* The task
Return every entry exactly as written.
[Start Supplied material]
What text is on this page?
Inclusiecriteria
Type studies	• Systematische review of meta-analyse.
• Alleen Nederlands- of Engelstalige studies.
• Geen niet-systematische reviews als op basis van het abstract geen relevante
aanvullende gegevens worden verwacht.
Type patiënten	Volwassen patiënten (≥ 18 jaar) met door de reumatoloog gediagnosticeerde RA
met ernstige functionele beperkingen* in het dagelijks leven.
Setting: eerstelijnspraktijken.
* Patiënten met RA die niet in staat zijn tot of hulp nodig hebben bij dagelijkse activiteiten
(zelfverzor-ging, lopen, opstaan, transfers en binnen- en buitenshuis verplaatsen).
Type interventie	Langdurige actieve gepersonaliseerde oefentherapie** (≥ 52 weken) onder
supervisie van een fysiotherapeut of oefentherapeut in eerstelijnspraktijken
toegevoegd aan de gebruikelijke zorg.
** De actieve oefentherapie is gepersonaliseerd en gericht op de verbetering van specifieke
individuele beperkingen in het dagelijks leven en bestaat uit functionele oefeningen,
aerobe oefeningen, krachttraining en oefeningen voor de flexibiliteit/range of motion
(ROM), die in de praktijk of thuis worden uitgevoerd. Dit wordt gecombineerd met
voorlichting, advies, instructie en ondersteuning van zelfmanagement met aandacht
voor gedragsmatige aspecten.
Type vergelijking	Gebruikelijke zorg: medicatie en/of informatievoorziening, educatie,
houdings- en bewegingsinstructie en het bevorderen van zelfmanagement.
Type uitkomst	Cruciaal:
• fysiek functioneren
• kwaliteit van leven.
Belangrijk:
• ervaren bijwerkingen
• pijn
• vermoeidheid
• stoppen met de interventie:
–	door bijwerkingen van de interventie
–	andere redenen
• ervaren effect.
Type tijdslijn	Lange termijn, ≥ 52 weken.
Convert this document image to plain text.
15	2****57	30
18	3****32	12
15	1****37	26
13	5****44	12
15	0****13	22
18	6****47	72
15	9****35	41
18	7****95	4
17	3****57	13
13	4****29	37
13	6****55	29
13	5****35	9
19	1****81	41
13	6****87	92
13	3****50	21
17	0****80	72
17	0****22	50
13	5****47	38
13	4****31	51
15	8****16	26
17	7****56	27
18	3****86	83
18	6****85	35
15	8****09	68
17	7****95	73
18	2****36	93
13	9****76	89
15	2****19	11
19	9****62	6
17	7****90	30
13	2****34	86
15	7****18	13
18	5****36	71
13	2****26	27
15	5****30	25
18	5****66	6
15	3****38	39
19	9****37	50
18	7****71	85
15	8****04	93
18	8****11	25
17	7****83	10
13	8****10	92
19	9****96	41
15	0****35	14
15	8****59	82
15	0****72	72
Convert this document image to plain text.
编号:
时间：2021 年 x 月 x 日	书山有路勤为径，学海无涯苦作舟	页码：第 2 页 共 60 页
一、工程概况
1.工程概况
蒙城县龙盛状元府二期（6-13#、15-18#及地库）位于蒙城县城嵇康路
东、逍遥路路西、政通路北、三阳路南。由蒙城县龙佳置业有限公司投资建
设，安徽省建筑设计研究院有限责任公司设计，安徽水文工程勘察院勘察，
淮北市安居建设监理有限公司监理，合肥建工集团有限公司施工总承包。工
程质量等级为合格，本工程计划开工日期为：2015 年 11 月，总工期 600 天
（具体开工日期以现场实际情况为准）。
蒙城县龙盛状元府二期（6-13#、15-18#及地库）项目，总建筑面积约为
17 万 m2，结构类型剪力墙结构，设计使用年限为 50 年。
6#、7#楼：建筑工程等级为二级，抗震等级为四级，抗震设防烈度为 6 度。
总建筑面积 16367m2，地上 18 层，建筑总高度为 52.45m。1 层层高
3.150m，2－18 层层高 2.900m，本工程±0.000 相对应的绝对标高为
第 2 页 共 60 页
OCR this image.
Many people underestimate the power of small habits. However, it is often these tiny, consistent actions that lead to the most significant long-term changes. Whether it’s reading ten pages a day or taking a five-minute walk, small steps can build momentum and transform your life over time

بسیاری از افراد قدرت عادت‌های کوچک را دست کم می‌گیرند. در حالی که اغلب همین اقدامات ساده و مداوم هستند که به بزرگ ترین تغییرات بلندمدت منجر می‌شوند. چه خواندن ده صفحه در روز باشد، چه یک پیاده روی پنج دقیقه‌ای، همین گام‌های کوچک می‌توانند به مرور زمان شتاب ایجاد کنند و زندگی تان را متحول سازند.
[End Supplied material]
* Final result
What text is on this page?
Inclusiecriteria
Type studies	• Systematische review of meta-analyse.
• Alleen Nederlands- of Engelstalige studies.
• Geen niet-systematische reviews als op basis van het abstract geen relevante
aanvullende gegevens worden verwacht.
Type patiënten	Volwassen patiënten (≥ 18 jaar) met door de reumatoloog gediagnosticeerde RA
met ernstige functionele beperkingen* in het dagelijks leven.
Setting: eerstelijnspraktijken.
* Patiënten met RA die niet in staat zijn tot of hulp nodig hebben bij dagelijkse activiteiten
(zelfverzor-ging, lopen, opstaan, transfers en binnen- en buitenshuis verplaatsen).
Type interventie	Langdurige actieve gepersonaliseerde oefentherapie** (≥ 52 weken) onder
supervisie van een fysiotherapeut of oefentherapeut in eerstelijnspraktijken
toegevoegd aan de gebruikelijke zorg.
** De actieve oefentherapie is gepersonaliseerd en gericht op de verbetering van specifieke
individuele beperkingen in het dagelijks leven en bestaat uit functionele oefeningen,
aerobe oefeningen, krachttraining en oefeningen voor de flexibiliteit/range of motion
(ROM), die in de praktijk of thuis worden uitgevoerd. Dit wordt gecombineerd met
voorlichting, advies, instructie en ondersteuning van zelfmanagement met aandacht
voor gedragsmatige aspecten.
Type vergelijking	Gebruikelijke zorg: medicatie en/of informatievoorziening, educatie,
houdings- en bewegingsinstructie en het bevorderen van zelfmanagement.
Type uitkomst	Cruciaal:
• fysiek functioneren
• kwaliteit van leven.
Belangrijk:
• ervaren bijwerkingen
• pijn
• vermoeidheid
• stoppen met de interventie:
–	door bijwerkingen van de interventie
–	andere redenen
• ervaren effect.
Type tijdslijn	Lange termijn, ≥ 52 weken.
Convert this document image to plain text.
15	2****57	30
18	3****32	12
15	1****37	26
13	5****44	12
15	0****13	22
18	6****47	72
15	9****35	41
18	7****95	4
17	3****57	13
13	4****29	37
13	6****55	29
13	5****35	9
19	1****81	41
13	6****87	92
13	3****50	21
17	0****80	72
17	0****22	50
13	5****47	38
13	4****31	51
15	8****16	26
17	7****56	27
18	3****86	83
18	6****85	35
15	8****09	68
17	7****95	73
18	2****36	93
13	9****76	89
15	2****19	11
19	9****62	6
17	7****90	30
13	2****34	86
15	7****18	13
18	5****36	71
13	2****26	27
15	5****30	25
18	5****66	6
15	3****38	39
19	9****37	50
18	7****71	85
15	8****04	93
18	8****11	25
17	7****83	10
13	8****10	92
19	9****96	41
15	0****35	14
15	8****59	82
15	0****72	72
Convert this document image to plain text.
编号:
时间：2021 年 x 月 x 日	书山有路勤为径，学海无涯苦作舟	页码：第 2 页 共 60 页
一、工程概况
1.工程概况
蒙城县龙盛状元府二期（6-13#、15-18#及地库）位于蒙城县城嵇康路
东、逍遥路路西、政通路北、三阳路南。由蒙城县龙佳置业有限公司投资建
设，安徽省建筑设计研究院有限责任公司设计，安徽水文工程勘察院勘察，
淮北市安居建设监理有限公司监理，合肥建工集团有限公司施工总承包。工
程质量等级为合格，本工程计划开工日期为：2015 年 11 月，总工期 600 天
（具体开工日期以现场实际情况为准）。
蒙城县龙盛状元府二期（6-13#、15-18#及地库）项目，总建筑面积约为
17 万 m2，结构类型剪力墙结构，设计使用年限为 50 年。
6#、7#楼：建筑工程等级为二级，抗震等级为四级，抗震设防烈度为 6 度。
总建筑面积 16367m2，地上 18 层，建筑总高度为 52.45m。1 层层高
3.150m，2－18 层层高 2.900m，本工程±0.000 相对应的绝对标高为
第 2 页 共 60 页
OCR this image.
Many people underestimate the power of small habits. However, it is often these tiny, consistent actions that lead to the most significant long-term changes. Whether it’s reading ten pages a day or taking a five-minute walk, small steps can build momentum and transform your life over time

بسیاری از افراد قدرت عادت‌های کوچک را دست کم می‌گیرند. در حالی که اغلب همین اقدامات ساده و مداوم هستند که به بزرگ ترین تغییرات بلندمدت منجر می‌شوند. چه خواندن ده صفحه در روز باشد، چه یک پیاده روی پنج دقیقه‌ای، همین گام‌های کوچک می‌توانند به مرور زمان شتاب ایجاد کنند و زندگی تان را متحول سازند.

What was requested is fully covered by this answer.